[Chart and figure data]
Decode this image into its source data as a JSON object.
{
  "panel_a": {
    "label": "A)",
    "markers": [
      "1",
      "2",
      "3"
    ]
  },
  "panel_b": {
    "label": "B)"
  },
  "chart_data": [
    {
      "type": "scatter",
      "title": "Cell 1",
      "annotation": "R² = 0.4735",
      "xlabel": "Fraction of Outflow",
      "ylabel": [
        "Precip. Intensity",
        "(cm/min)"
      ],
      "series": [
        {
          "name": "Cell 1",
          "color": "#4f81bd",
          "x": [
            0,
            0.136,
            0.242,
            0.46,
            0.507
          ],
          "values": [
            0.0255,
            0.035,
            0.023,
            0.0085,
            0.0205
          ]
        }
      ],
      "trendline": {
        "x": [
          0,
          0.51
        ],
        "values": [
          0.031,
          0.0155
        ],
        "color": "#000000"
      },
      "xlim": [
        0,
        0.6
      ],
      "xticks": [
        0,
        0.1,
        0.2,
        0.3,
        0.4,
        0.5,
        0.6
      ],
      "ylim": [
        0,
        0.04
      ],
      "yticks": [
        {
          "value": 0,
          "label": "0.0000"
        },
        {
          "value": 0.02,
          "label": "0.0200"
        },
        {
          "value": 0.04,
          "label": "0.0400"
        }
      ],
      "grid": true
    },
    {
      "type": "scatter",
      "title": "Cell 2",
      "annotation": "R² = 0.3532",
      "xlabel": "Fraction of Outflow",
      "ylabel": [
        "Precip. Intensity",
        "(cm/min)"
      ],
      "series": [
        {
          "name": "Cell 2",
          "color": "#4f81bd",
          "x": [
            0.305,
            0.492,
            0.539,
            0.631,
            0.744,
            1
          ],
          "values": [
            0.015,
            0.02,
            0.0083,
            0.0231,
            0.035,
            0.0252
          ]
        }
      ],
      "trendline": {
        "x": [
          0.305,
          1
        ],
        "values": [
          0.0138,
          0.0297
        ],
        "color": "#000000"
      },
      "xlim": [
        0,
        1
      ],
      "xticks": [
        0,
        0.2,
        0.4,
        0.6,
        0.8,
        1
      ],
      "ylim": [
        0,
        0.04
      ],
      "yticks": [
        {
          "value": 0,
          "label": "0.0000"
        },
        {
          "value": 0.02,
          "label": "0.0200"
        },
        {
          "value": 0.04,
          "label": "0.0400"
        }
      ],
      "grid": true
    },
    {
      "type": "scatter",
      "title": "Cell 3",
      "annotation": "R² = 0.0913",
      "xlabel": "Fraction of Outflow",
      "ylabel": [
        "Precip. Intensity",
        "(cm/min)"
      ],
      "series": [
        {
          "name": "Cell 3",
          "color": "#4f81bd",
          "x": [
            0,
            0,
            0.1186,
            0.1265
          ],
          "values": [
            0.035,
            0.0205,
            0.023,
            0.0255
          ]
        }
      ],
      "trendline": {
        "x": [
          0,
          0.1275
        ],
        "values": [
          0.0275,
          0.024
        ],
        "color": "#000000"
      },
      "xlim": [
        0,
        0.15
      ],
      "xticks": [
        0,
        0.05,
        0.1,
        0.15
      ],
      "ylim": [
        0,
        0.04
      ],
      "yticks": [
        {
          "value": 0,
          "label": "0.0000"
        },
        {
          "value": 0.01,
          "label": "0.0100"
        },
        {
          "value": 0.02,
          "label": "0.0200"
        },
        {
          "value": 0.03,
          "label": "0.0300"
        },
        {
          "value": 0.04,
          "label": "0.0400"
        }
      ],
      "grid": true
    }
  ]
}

TASK DIRECTIONS:
Go through the listing and copy all of it exactly.

COMPLETE ANSWER:
Decode this image into its source data as a JSON object.
{
  "panel_a": {
    "label": "A)",
    "markers": [
      "1",
      "2",
      "3"
    ]
  },
  "panel_b": {
    "label": "B)"
  },
  "chart_data": [
    {
      "type": "scatter",
      "title": "Cell 1",
      "annotation": "R² = 0.4735",
      "xlabel": "Fraction of Outflow",
      "ylabel": [
        "Precip. Intensity",
        "(cm/min)"
      ],
      "series": [
        {
          "name": "Cell 1",
          "color": "#4f81bd",
          "x": [
            0,
            0.136,
            0.242,
            0.46,
            0.507
          ],
          "values": [
            0.0255,
            0.035,
            0.023,
            0.0085,
            0.0205
          ]
        }
      ],
      "trendline": {
        "x": [
          0,
          0.51
        ],
        "values": [
          0.031,
          0.0155
        ],
        "color": "#000000"
      },
      "xlim": [
        0,
        0.6
      ],
      "xticks": [
        0,
        0.1,
        0.2,
        0.3,
        0.4,
        0.5,
        0.6
      ],
      "ylim": [
        0,
        0.04
      ],
      "yticks": [
        {
          "value": 0,
          "label": "0.0000"
        },
        {
          "value": 0.02,
          "label": "0.0200"
        },
        {
          "value": 0.04,
          "label": "0.0400"
        }
      ],
      "grid": true
    },
    {
      "type": "scatter",
      "title": "Cell 2",
      "annotation": "R² = 0.3532",
      "xlabel": "Fraction of Outflow",
      "ylabel": [
        "Precip. Intensity",
        "(cm/min)"
      ],
      "series": [
        {
          "name": "Cell 2",
          "color": "#4f81bd",
          "x": [
            0.305,
            0.492,
            0.539,
            0.631,
            0.744,
            1
          ],
          "values": [
            0.015,
            0.02,
            0.0083,
            0.0231,
            0.035,
            0.0252
          ]
        }
      ],
      "trendline": {
        "x": [
          0.305,
          1
        ],
        "values": [
          0.0138,
          0.0297
        ],
        "color": "#000000"
      },
      "xlim": [
        0,
        1
      ],
      "xticks": [
        0,
        0.2,
        0.4,
        0.6,
        0.8,
        1
      ],
      "ylim": [
        0,
        0.04
      ],
      "yticks": [
        {
          "value": 0,
          "label": "0.0000"
        },
        {
          "value": 0.02,
          "label": "0.0200"
        },
        {
          "value": 0.04,
          "label": "0.0400"
        }
      ],
      "grid": true
    },
    {
      "type": "scatter",
      "title": "Cell 3",
      "annotation": "R² = 0.0913",
      "xlabel": "Fraction of Outflow",
      "ylabel": [
        "Precip. Intensity",
        "(cm/min)"
      ],
      "series": [
        {
          "name": "Cell 3",
          "color": "#4f81bd",
          "x": [
            0,
            0,
            0.1186,
            0.1265
          ],
          "values": [
            0.035,
            0.0205,
            0.023,
            0.0255
          ]
        }
      ],
      "trendline": {
        "x": [
          0,
          0.1275
        ],
        "values": [
          0.0275,
          0.024
        ],
        "color": "#000000"
      },
      "xlim": [
        0,
        0.15
      ],
      "xticks": [
        0,
        0.05,
        0.1,
        0.15
      ],
      "ylim": [
        0,
        0.04
      ],
      "yticks": [
        {
          "value": 0,
          "label": "0.0000"
        },
        {
          "value": 0.01,
          "label": "0.0100"
        },
        {
          "value": 0.02,
          "label": "0.0200"
        },
        {
          "value": 0.03,
          "label": "0.0300"
        },
        {
          "value": 0.04,
          "label": "0.0400"
        }
      ],
      "grid": true
    }
  ]
}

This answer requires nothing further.